* Begin DATA FOR PROCESSING *

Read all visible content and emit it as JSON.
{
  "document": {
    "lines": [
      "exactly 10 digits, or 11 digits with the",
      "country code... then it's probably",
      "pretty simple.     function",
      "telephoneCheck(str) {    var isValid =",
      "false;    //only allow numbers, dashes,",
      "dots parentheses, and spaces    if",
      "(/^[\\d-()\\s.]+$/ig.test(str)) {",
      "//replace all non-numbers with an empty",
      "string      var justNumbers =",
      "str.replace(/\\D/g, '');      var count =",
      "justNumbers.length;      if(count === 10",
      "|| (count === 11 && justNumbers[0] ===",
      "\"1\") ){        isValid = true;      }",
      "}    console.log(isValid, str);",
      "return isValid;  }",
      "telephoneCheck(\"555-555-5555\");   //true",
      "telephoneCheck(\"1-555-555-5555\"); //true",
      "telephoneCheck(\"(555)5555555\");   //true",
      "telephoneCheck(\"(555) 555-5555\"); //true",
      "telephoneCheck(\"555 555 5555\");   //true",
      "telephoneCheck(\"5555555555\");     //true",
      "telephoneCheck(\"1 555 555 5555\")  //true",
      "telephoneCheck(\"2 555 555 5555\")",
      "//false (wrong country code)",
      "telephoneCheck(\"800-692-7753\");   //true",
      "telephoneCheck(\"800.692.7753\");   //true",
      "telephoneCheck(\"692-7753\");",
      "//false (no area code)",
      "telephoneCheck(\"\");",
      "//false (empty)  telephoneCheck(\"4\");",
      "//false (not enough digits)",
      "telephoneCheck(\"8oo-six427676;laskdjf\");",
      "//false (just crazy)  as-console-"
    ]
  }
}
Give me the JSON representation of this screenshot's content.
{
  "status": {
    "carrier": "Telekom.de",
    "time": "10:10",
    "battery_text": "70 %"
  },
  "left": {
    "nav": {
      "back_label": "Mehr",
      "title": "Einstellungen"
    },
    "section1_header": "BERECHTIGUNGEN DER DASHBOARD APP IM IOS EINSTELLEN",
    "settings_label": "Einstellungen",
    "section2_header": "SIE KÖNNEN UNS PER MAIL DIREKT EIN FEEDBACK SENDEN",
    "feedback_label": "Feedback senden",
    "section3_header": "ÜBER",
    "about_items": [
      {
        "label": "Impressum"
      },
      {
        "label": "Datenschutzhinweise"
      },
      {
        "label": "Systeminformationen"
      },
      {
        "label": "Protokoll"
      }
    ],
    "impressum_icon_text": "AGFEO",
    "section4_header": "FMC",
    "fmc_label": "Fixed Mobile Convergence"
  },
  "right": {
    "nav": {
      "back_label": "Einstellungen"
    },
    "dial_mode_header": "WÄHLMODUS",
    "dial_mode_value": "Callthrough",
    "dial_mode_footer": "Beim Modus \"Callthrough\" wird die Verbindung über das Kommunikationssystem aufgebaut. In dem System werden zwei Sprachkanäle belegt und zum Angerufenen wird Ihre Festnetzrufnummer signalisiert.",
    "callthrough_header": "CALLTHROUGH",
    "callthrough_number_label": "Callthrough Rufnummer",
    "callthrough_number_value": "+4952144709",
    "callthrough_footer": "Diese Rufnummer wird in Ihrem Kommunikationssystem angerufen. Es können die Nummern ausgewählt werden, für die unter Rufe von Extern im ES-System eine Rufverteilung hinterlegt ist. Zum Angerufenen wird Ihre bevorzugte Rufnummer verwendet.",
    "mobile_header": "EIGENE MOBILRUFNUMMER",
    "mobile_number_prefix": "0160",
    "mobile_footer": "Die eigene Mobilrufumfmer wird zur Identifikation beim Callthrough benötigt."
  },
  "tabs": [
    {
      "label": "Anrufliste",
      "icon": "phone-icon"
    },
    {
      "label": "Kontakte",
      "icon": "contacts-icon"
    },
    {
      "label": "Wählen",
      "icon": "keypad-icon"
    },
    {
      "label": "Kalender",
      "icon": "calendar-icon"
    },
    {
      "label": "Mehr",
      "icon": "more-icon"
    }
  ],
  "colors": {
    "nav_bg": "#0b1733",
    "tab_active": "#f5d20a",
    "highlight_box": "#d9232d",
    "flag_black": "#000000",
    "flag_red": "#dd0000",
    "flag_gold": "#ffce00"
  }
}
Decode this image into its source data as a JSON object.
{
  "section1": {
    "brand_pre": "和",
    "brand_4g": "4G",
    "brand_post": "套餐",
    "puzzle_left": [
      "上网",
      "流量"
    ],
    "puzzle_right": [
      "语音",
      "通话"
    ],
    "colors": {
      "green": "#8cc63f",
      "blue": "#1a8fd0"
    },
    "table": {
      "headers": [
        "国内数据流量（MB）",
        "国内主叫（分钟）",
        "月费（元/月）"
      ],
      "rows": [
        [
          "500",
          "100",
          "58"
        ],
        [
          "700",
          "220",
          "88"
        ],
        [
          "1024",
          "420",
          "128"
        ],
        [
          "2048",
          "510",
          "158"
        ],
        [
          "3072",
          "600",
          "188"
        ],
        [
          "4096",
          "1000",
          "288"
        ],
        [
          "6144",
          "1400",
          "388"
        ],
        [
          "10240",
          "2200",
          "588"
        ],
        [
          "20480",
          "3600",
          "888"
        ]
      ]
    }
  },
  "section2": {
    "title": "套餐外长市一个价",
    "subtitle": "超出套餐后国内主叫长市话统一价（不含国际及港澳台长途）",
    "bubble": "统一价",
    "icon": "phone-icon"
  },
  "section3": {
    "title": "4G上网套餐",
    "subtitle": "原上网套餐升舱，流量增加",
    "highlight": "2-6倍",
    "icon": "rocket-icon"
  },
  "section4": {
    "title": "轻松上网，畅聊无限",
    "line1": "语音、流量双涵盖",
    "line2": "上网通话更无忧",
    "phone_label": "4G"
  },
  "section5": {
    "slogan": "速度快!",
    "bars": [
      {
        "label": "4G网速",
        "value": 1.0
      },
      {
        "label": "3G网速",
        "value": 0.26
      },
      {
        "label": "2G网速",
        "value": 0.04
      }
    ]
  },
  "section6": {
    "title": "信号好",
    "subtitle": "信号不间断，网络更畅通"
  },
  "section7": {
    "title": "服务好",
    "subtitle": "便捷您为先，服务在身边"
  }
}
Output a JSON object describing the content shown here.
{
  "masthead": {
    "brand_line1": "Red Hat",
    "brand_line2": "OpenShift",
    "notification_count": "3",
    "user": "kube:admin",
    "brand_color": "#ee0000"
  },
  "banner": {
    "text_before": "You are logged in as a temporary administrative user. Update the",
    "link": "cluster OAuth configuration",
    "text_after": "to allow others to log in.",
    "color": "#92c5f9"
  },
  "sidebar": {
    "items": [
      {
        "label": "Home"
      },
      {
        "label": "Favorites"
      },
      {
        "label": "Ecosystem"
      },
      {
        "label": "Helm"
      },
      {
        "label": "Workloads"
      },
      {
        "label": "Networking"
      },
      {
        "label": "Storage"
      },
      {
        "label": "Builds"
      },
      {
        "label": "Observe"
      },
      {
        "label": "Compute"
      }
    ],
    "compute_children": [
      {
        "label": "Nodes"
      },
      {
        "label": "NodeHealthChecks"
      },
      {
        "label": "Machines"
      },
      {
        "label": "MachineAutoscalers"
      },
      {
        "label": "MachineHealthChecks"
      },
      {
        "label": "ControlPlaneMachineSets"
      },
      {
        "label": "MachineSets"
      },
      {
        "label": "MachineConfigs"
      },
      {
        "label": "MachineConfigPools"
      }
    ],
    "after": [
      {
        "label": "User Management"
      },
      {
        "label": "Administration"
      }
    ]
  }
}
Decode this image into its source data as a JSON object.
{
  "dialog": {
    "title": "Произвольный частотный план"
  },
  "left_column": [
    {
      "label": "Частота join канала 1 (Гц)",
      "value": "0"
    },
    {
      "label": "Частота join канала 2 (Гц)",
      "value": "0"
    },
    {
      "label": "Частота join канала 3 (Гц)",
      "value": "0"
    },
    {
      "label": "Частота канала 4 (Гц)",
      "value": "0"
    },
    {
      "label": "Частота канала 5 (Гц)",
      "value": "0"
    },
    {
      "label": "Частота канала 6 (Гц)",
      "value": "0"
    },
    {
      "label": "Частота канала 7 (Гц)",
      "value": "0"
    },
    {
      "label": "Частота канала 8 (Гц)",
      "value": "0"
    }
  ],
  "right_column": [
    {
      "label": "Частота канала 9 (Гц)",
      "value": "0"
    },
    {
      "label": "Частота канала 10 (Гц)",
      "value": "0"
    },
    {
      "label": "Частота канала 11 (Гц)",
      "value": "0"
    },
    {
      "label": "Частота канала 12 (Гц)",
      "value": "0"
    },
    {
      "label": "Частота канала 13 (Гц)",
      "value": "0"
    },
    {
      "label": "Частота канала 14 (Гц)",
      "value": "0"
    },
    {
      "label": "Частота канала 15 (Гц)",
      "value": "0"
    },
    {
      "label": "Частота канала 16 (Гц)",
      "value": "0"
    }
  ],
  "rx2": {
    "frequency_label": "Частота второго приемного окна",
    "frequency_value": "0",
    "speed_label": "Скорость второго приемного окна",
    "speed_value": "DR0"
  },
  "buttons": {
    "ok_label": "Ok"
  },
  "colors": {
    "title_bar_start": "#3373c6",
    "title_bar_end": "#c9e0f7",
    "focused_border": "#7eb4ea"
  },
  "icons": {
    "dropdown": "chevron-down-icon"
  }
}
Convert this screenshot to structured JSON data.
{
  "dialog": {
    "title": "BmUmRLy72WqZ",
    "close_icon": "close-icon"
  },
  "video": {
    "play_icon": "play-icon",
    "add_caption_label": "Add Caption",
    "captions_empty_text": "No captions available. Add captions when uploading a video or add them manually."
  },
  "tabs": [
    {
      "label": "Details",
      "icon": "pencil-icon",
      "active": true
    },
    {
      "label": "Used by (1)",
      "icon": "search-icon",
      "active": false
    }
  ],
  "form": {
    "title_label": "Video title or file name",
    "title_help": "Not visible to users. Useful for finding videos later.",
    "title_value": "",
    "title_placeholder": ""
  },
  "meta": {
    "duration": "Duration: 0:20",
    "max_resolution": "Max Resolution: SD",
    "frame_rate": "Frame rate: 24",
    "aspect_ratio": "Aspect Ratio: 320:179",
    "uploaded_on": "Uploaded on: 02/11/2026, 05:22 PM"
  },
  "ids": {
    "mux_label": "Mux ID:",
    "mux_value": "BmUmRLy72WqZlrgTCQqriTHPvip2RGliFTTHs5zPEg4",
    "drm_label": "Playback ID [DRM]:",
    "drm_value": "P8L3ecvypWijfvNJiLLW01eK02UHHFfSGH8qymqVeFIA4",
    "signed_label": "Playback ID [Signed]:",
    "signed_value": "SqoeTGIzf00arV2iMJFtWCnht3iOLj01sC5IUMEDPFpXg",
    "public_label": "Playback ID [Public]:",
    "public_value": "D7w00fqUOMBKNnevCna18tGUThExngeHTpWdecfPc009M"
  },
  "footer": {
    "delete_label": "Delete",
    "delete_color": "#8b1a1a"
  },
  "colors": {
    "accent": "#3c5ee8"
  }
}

* End DATA FOR PROCESSING *

Set down only these lines, exactly: the line containing "Convert this screenshot" and each line after it, through the end of the listing.

EXERCISE SOLUTION →
Convert this screenshot to structured JSON data.
{
  "dialog": {
    "title": "BmUmRLy72WqZ",
    "close_icon": "close-icon"
  },
  "video": {
    "play_icon": "play-icon",
    "add_caption_label": "Add Caption",
    "captions_empty_text": "No captions available. Add captions when uploading a video or add them manually."
  },
  "tabs": [
    {
      "label": "Details",
      "icon": "pencil-icon",
      "active": true
    },
    {
      "label": "Used by (1)",
      "icon": "search-icon",
      "active": false
    }
  ],
  "form": {
    "title_label": "Video title or file name",
    "title_help": "Not visible to users. Useful for finding videos later.",
    "title_value": "",
    "title_placeholder": ""
  },
  "meta": {
    "duration": "Duration: 0:20",
    "max_resolution": "Max Resolution: SD",
    "frame_rate": "Frame rate: 24",
    "aspect_ratio": "Aspect Ratio: 320:179",
    "uploaded_on": "Uploaded on: 02/11/2026, 05:22 PM"
  },
  "ids": {
    "mux_label": "Mux ID:",
    "mux_value": "BmUmRLy72WqZlrgTCQqriTHPvip2RGliFTTHs5zPEg4",
    "drm_label": "Playback ID [DRM]:",
    "drm_value": "P8L3ecvypWijfvNJiLLW01eK02UHHFfSGH8qymqVeFIA4",
    "signed_label": "Playback ID [Signed]:",
    "signed_value": "SqoeTGIzf00arV2iMJFtWCnht3iOLj01sC5IUMEDPFpXg",
    "public_label": "Playback ID [Public]:",
    "public_value": "D7w00fqUOMBKNnevCna18tGUThExngeHTpWdecfPc009M"
  },
  "footer": {
    "delete_label": "Delete",
    "delete_color": "#8b1a1a"
  },
  "colors": {
    "accent": "#3c5ee8"
  }
}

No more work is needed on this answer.